Lovely stuff.  Is it wrong to say I prefer whats in the cabinet, to what's on top of it! I am a geek


----------



## ian_m (20 Nov 2015)

foxfish said:


> Cant count mine on my sump driven 200lt


That would be expected for sumped system, the CO2 losses can be quite large.

This is my CO2 usage of grams per day for 180litres on 8 hours a day. Drop checker is green to yellow.


----------



## foxfish (20 Nov 2015)

Thanks Ian, you have obviously got your set up as near perfect as it can get 
However I think it is fair to say, that the mass majority of C02 users 'world wide' cant achieve what you have and in fact probably use double or more C02 than you do.
I am a member of numerous forums & from what I can read & also gather from many years of experience, I would guesse you fall in the smallest minority of lucky folk who have managed to get everything just right.


----------



## MightyPumpkin (20 Nov 2015)

It's just making me green with envy. Stunning tank.

Sent from my SM-G900F using Tapatalk


----------



## ian_m (20 Nov 2015)

[RECORDED INFORMATION]

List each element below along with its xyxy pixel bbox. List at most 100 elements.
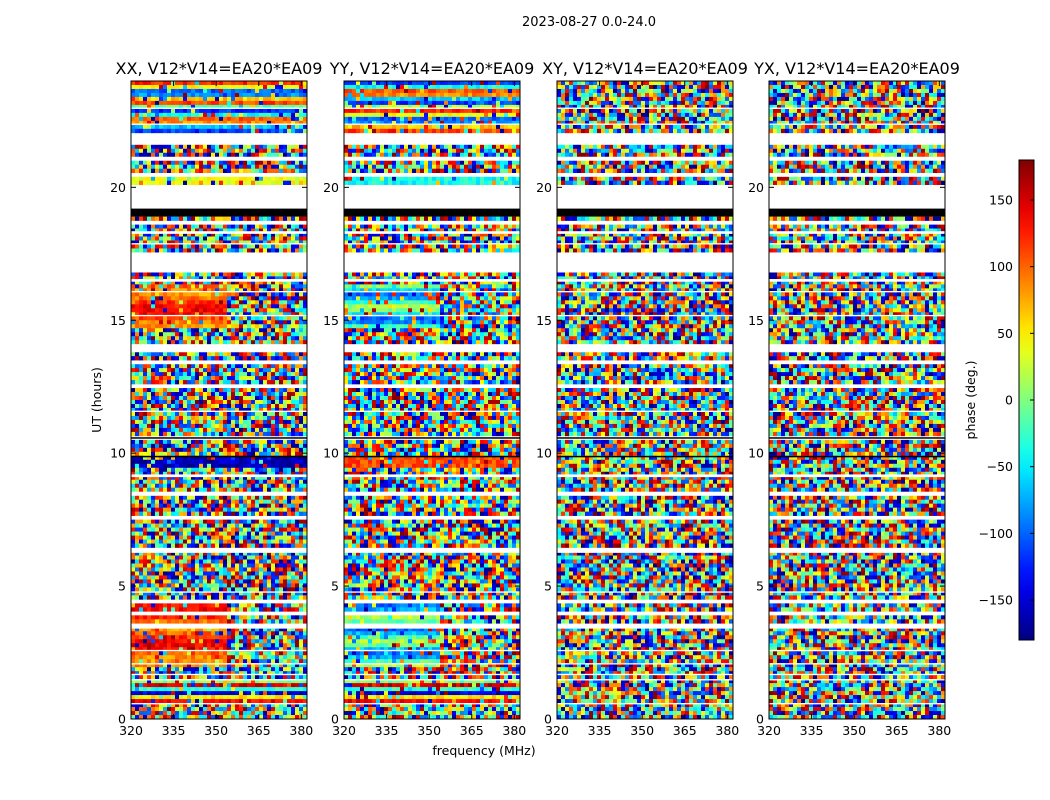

[PROBLEMS AND TASKS]
**A)** Translate this sentence from the aquarium CO2 forum thread into Spanish: "That would be expected for sumped system, the CO2 losses can be quite large."
**B)** From the forum thread, copy the passage that begins with the words containing "I am a member" and ends with "everything just right.".
**C)** Name each distinct username that appears as a post heading in the forum thread.
The listing is not needed for this work.

[SOLUTION LIST]
**A)** Eso sería de esperar en un sistema con sump; las pérdidas de CO2 pueden ser bastante grandes.

**B)**
I am a member of numerous forums & from what I can read & also gather from many years of experience, I would guesse you fall in the smallest minority of lucky folk who have managed to get everything just right.

**C)** ian_m, foxfish, MightyPumpkin